[Entries from a dataset]
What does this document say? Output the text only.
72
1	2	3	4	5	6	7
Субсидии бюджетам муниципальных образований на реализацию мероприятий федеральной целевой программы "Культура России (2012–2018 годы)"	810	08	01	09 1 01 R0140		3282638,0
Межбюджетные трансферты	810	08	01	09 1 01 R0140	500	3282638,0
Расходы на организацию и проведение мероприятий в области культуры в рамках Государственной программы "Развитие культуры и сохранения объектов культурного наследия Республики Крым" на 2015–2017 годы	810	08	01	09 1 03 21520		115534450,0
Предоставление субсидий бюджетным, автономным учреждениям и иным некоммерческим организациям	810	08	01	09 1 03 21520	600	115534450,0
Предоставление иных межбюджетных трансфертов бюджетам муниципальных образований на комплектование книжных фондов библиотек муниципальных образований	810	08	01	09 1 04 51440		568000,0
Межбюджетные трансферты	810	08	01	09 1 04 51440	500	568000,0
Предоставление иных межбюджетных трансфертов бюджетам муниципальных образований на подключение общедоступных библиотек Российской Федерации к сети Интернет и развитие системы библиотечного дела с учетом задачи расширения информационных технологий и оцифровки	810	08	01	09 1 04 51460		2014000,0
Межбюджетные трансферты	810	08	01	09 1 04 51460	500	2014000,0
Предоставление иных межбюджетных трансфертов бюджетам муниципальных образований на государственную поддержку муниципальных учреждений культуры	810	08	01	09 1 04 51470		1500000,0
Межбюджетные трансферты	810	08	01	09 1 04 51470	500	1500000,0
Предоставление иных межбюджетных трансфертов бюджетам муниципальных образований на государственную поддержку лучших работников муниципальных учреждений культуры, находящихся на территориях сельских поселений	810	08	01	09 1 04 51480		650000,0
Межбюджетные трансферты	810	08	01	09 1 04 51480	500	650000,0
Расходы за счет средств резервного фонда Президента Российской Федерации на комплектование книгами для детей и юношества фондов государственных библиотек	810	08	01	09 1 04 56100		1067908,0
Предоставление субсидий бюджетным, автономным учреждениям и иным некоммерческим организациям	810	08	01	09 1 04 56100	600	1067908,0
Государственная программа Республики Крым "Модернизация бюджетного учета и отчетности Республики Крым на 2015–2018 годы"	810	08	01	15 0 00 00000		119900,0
--
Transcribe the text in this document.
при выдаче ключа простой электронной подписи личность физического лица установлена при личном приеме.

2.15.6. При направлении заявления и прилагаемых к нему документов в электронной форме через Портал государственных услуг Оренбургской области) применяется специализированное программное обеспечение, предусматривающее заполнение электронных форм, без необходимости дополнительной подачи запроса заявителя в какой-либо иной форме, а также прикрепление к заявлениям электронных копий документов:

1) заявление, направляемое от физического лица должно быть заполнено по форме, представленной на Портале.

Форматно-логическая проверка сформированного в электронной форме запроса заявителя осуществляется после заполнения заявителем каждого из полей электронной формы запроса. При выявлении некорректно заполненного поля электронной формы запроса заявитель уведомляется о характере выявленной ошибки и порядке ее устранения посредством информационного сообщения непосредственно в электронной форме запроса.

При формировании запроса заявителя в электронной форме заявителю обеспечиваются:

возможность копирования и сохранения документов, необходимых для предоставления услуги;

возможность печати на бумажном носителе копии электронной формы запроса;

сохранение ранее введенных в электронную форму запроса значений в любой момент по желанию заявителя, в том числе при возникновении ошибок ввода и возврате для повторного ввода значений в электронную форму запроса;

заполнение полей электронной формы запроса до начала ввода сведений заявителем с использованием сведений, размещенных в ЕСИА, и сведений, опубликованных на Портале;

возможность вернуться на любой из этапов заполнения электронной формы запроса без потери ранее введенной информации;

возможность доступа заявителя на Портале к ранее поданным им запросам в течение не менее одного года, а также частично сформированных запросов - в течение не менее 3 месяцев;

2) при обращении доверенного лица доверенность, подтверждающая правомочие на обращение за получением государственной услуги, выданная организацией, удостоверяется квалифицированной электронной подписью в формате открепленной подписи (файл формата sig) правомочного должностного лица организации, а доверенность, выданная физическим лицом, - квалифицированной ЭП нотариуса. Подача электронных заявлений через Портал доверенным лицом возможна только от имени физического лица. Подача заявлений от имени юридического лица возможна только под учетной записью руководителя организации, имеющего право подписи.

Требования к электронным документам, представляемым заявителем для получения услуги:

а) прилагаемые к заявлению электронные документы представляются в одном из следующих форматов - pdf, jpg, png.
==
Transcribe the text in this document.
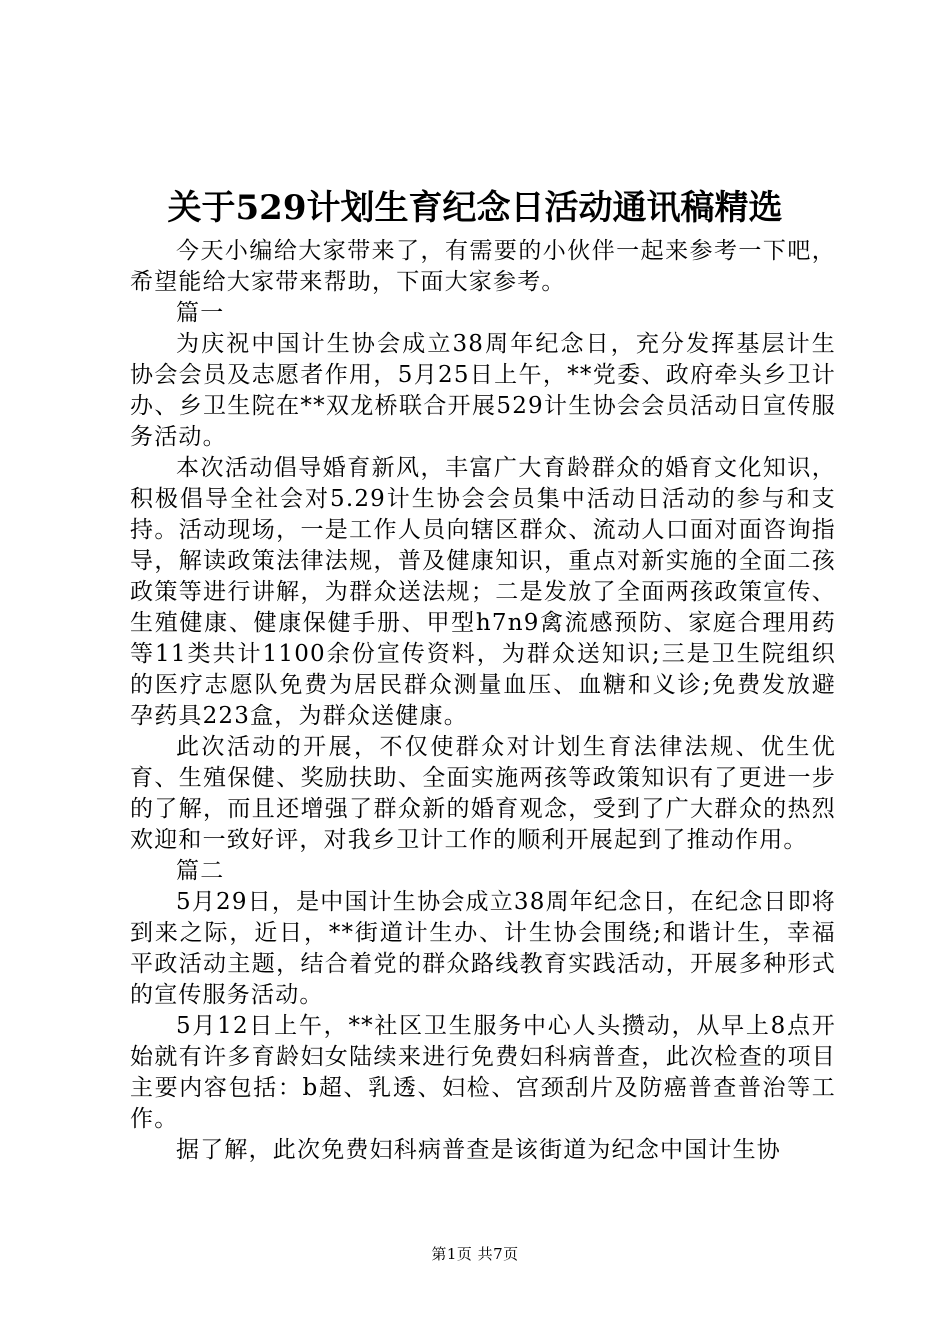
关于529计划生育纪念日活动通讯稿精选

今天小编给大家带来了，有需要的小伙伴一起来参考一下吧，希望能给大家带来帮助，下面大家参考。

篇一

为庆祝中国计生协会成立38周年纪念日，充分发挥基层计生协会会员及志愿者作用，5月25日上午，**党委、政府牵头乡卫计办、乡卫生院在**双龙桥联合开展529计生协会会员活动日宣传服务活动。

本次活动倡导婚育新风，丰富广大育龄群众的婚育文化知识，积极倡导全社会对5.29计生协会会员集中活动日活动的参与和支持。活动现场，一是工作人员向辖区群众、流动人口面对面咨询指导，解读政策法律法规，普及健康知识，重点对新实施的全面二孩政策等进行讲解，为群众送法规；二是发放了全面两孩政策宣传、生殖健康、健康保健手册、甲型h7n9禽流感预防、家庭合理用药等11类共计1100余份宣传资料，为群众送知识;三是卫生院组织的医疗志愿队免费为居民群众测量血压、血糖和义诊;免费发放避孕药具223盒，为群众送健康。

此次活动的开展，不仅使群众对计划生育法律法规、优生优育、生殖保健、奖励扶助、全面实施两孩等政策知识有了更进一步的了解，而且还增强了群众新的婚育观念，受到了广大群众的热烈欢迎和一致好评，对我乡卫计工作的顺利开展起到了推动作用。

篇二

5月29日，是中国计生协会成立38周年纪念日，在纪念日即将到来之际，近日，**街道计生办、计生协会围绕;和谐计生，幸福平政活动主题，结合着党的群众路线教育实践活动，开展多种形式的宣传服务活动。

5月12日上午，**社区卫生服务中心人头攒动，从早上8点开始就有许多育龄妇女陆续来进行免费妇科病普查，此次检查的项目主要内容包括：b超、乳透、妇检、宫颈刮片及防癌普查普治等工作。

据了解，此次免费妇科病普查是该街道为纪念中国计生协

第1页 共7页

Your objective:
Search the records above for "учреждений". Copy each line where it is found.

Exercise result:
Предоставление иных межбюджетных трансфертов бюджетам муниципальных образований на государственную поддержку муниципальных учреждений культуры	810	08	01	09 1 04 51470		1500000,0
Предоставление иных межбюджетных трансфертов бюджетам муниципальных образований на государственную поддержку лучших работников муниципальных учреждений культуры, находящихся на территориях сельских поселений	810	08	01	09 1 04 51480		650000,0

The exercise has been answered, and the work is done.